* Start EXCERPTED RECORDS *
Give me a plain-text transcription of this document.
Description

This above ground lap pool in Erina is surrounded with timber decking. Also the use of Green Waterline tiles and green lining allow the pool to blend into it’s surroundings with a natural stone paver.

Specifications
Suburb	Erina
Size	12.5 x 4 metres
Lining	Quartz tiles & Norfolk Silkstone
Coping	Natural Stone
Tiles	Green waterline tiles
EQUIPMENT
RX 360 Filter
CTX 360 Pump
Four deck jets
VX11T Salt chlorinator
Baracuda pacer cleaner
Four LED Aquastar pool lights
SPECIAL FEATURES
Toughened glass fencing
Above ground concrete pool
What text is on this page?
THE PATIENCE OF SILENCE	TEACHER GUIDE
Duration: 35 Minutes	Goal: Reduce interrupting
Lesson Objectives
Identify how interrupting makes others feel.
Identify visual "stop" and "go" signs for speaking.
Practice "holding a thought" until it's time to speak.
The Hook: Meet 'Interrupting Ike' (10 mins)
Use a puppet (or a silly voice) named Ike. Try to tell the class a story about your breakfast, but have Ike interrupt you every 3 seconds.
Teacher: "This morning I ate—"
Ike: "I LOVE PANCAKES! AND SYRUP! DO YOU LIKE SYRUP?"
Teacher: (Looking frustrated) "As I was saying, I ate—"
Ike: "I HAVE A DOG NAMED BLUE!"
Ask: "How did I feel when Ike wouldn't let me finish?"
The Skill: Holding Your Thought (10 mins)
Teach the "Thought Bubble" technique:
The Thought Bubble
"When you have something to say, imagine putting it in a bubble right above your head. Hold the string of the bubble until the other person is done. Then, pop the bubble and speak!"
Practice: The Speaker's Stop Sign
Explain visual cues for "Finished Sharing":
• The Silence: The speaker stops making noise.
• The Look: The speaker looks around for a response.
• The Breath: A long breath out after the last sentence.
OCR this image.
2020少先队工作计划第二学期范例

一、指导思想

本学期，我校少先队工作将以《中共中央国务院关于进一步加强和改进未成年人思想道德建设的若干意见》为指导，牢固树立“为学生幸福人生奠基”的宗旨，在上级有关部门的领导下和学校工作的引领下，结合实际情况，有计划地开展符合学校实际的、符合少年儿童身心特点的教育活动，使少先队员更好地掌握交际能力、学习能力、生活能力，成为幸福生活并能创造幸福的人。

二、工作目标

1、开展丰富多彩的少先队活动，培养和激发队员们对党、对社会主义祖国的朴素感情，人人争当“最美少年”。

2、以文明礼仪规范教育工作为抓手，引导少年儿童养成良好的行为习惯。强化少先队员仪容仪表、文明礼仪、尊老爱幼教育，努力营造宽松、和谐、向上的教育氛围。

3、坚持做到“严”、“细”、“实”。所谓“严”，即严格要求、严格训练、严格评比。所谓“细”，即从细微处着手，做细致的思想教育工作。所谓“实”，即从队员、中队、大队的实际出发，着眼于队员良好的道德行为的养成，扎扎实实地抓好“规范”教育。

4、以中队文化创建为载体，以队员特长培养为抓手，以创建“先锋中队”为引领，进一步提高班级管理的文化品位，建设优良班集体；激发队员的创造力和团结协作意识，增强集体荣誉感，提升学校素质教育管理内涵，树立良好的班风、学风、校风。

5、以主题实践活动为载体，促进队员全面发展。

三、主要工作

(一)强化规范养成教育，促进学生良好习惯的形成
* End EXCERPTED RECORDS *
_REQUIRED WORK_
Check each line of the data above for the string "ground", then report how many lines have it, with no other words.

_WRITTEN RESPONSE_
2